WHAT IS ASKED - Print the listing as it stands, omitting all images.

SUPPLIED RECORDS -

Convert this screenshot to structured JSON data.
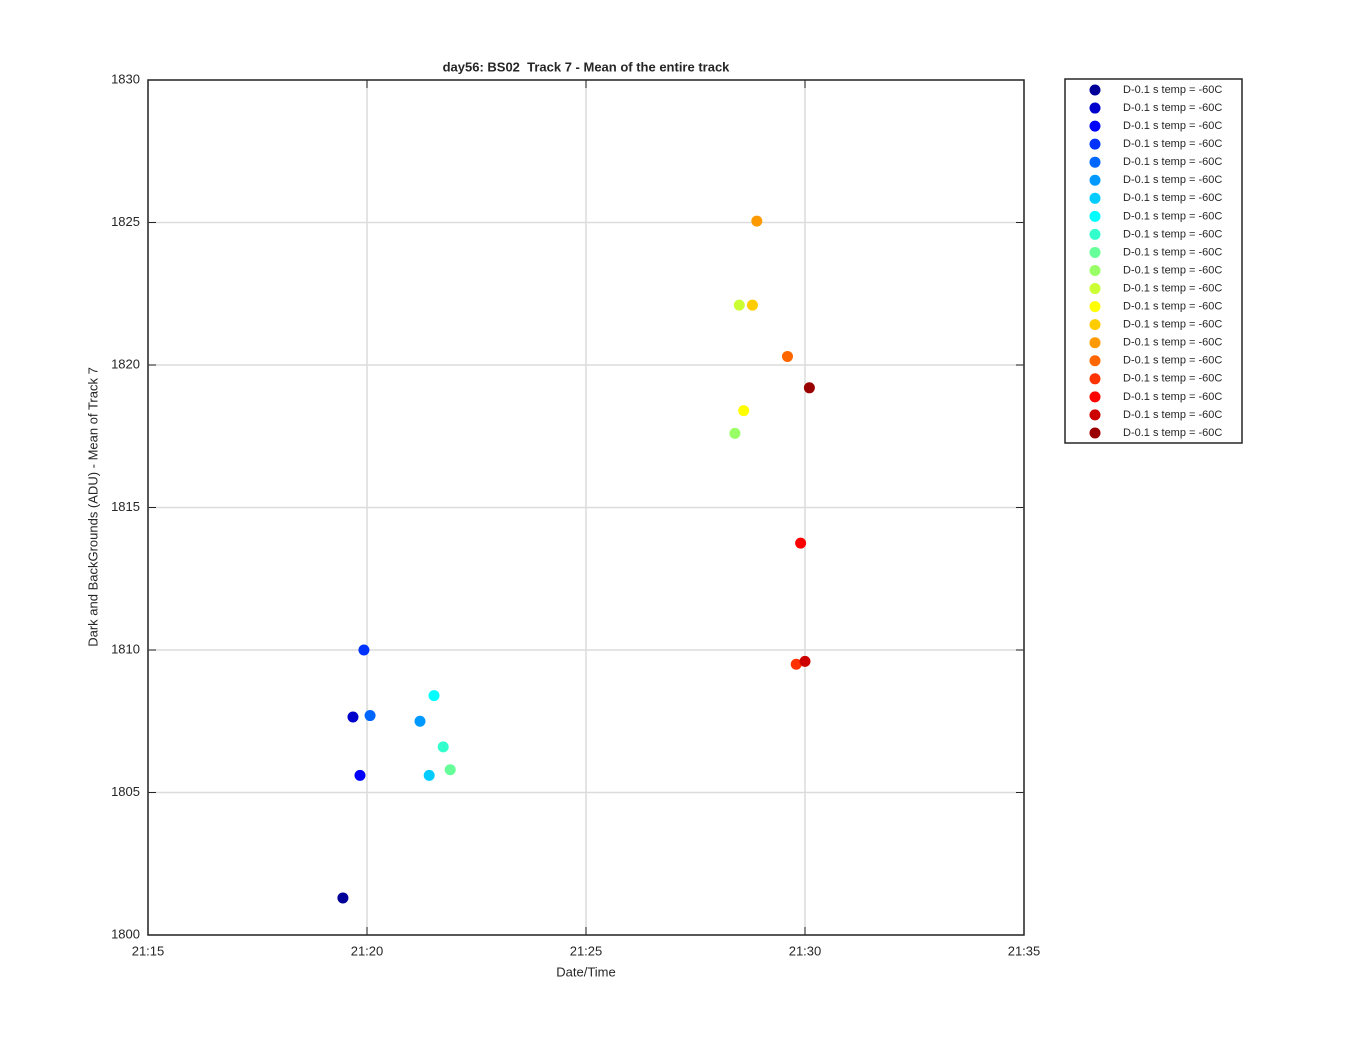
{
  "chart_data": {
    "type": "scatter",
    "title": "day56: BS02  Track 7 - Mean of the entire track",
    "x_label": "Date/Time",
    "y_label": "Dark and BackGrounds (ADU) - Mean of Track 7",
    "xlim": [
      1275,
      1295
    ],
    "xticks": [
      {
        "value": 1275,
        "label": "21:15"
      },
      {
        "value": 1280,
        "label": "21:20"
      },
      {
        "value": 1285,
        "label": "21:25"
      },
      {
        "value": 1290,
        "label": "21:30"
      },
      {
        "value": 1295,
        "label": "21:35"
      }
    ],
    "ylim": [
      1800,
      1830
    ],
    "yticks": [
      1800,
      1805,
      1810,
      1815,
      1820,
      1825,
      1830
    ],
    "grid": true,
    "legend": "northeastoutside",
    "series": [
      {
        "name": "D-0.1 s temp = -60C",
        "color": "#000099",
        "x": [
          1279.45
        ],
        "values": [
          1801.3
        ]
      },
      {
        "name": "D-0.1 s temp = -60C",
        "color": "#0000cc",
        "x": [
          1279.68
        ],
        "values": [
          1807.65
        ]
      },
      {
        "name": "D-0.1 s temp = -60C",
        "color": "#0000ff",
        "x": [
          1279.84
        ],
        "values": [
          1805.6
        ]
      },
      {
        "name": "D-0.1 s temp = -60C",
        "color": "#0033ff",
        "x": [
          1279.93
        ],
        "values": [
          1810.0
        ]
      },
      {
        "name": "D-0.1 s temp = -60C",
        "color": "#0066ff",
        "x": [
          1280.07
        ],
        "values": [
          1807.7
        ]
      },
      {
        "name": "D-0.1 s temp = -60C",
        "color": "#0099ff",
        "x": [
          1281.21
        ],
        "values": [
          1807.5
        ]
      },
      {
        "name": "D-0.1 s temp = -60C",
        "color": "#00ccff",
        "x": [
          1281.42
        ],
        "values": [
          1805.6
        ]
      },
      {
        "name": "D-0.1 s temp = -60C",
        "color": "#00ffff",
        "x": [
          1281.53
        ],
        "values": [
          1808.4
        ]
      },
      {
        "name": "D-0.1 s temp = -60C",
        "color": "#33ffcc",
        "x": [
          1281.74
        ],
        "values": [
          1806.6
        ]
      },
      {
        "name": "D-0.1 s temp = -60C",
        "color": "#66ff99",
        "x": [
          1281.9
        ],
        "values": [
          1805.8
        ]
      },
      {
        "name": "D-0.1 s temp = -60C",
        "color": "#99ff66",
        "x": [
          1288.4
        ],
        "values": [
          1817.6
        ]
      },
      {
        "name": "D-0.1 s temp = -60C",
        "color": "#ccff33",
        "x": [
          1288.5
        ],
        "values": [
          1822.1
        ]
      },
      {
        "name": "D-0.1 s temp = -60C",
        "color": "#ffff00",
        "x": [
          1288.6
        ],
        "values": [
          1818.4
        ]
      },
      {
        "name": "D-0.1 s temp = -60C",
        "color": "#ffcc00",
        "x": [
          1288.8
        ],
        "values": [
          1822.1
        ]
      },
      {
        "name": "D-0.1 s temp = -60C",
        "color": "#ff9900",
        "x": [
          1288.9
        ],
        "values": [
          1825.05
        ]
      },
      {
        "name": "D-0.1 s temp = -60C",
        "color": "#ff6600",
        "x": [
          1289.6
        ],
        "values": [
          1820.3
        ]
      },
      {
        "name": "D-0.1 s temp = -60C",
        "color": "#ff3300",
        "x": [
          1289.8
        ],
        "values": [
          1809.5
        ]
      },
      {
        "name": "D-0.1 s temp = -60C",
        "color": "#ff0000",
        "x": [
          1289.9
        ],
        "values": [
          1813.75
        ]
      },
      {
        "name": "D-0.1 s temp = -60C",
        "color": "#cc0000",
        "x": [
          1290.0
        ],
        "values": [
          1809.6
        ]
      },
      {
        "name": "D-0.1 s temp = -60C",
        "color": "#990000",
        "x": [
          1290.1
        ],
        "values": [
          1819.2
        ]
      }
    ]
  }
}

CORRECT OUTPUT -
Convert this screenshot to structured JSON data.
{
  "chart_data": {
    "type": "scatter",
    "title": "day56: BS02  Track 7 - Mean of the entire track",
    "x_label": "Date/Time",
    "y_label": "Dark and BackGrounds (ADU) - Mean of Track 7",
    "xlim": [
      1275,
      1295
    ],
    "xticks": [
      {
        "value": 1275,
        "label": "21:15"
      },
      {
        "value": 1280,
        "label": "21:20"
      },
      {
        "value": 1285,
        "label": "21:25"
      },
      {
        "value": 1290,
        "label": "21:30"
      },
      {
        "value": 1295,
        "label": "21:35"
      }
    ],
    "ylim": [
      1800,
      1830
    ],
    "yticks": [
      1800,
      1805,
      1810,
      1815,
      1820,
      1825,
      1830
    ],
    "grid": true,
    "legend": "northeastoutside",
    "series": [
      {
        "name": "D-0.1 s temp = -60C",
        "color": "#000099",
        "x": [
          1279.45
        ],
        "values": [
          1801.3
        ]
      },
      {
        "name": "D-0.1 s temp = -60C",
        "color": "#0000cc",
        "x": [
          1279.68
        ],
        "values": [
          1807.65
        ]
      },
      {
        "name": "D-0.1 s temp = -60C",
        "color": "#0000ff",
        "x": [
          1279.84
        ],
        "values": [
          1805.6
        ]
      },
      {
        "name": "D-0.1 s temp = -60C",
        "color": "#0033ff",
        "x": [
          1279.93
        ],
        "values": [
          1810.0
        ]
      },
      {
        "name": "D-0.1 s temp = -60C",
        "color": "#0066ff",
        "x": [
          1280.07
        ],
        "values": [
          1807.7
        ]
      },
      {
        "name": "D-0.1 s temp = -60C",
        "color": "#0099ff",
        "x": [
          1281.21
        ],
        "values": [
          1807.5
        ]
      },
      {
        "name": "D-0.1 s temp = -60C",
        "color": "#00ccff",
        "x": [
          1281.42
        ],
        "values": [
          1805.6
        ]
      },
      {
        "name": "D-0.1 s temp = -60C",
        "color": "#00ffff",
        "x": [
          1281.53
        ],
        "values": [
          1808.4
        ]
      },
      {
        "name": "D-0.1 s temp = -60C",
        "color": "#33ffcc",
        "x": [
          1281.74
        ],
        "values": [
          1806.6
        ]
      },
      {
        "name": "D-0.1 s temp = -60C",
        "color": "#66ff99",
        "x": [
          1281.9
        ],
        "values": [
          1805.8
        ]
      },
      {
        "name": "D-0.1 s temp = -60C",
        "color": "#99ff66",
        "x": [
          1288.4
        ],
        "values": [
          1817.6
        ]
      },
      {
        "name": "D-0.1 s temp = -60C",
        "color": "#ccff33",
        "x": [
          1288.5
        ],
        "values": [
          1822.1
        ]
      },
      {
        "name": "D-0.1 s temp = -60C",
        "color": "#ffff00",
        "x": [
          1288.6
        ],
        "values": [
          1818.4
        ]
      },
      {
        "name": "D-0.1 s temp = -60C",
        "color": "#ffcc00",
        "x": [
          1288.8
        ],
        "values": [
          1822.1
        ]
      },
      {
        "name": "D-0.1 s temp = -60C",
        "color": "#ff9900",
        "x": [
          1288.9
        ],
        "values": [
          1825.05
        ]
      },
      {
        "name": "D-0.1 s temp = -60C",
        "color": "#ff6600",
        "x": [
          1289.6
        ],
        "values": [
          1820.3
        ]
      },
      {
        "name": "D-0.1 s temp = -60C",
        "color": "#ff3300",
        "x": [
          1289.8
        ],
        "values": [
          1809.5
        ]
      },
      {
        "name": "D-0.1 s temp = -60C",
        "color": "#ff0000",
        "x": [
          1289.9
        ],
        "values": [
          1813.75
        ]
      },
      {
        "name": "D-0.1 s temp = -60C",
        "color": "#cc0000",
        "x": [
          1290.0
        ],
        "values": [
          1809.6
        ]
      },
      {
        "name": "D-0.1 s temp = -60C",
        "color": "#990000",
        "x": [
          1290.1
        ],
        "values": [
          1819.2
        ]
      }
    ]
  }
}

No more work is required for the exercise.